:: Dataset content ::

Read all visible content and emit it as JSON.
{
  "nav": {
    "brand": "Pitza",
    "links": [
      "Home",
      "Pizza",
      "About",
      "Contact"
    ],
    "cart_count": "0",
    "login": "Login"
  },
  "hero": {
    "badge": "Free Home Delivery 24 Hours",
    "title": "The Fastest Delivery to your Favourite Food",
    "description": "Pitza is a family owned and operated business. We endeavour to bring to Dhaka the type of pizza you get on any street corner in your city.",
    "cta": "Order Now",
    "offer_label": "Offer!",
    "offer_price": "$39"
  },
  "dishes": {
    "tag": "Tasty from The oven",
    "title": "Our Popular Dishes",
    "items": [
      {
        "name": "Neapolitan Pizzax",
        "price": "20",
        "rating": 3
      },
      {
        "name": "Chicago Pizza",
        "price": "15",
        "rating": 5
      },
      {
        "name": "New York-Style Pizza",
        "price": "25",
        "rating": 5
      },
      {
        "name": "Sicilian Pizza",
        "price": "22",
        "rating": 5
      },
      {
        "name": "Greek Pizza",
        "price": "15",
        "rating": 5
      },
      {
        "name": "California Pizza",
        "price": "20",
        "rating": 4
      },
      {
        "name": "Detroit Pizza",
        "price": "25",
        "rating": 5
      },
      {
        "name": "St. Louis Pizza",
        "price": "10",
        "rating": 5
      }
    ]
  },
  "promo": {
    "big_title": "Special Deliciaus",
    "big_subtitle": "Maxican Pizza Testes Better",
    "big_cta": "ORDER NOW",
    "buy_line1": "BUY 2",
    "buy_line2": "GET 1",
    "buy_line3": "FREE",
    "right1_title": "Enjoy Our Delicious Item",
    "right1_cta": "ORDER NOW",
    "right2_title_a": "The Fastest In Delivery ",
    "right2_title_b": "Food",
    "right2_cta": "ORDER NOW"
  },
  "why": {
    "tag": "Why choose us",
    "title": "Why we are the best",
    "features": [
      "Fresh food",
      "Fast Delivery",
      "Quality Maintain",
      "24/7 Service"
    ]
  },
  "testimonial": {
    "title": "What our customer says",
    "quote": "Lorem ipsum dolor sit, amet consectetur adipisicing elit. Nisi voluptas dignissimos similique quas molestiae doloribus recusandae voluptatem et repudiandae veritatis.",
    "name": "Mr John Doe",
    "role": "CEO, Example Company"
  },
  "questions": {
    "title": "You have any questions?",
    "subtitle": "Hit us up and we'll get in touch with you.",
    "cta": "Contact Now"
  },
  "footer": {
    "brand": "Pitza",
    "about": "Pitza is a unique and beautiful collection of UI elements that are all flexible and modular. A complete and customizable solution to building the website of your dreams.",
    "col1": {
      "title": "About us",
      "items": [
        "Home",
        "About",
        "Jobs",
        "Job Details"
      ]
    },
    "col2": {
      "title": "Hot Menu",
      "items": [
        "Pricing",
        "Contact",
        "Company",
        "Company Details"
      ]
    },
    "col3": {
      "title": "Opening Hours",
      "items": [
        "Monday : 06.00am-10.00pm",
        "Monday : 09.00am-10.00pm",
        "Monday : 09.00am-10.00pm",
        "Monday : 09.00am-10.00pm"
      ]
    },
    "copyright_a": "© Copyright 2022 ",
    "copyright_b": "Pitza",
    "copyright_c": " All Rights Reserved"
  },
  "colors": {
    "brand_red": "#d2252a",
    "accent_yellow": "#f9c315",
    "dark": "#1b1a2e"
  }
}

:::

Stated exercise
Find the lines holding "Pitza" and list every one.

Response for this exercise
    "brand": "Pitza",
    "description": "Pitza is a family owned and operated business. We endeavour to bring to Dhaka the type of pizza you get on any street corner in your city.",
    "brand": "Pitza",
    "about": "Pitza is a unique and beautiful collection of UI elements that are all flexible and modular. A complete and customizable solution to building the website of your dreams.",
    "copyright_b": "Pitza",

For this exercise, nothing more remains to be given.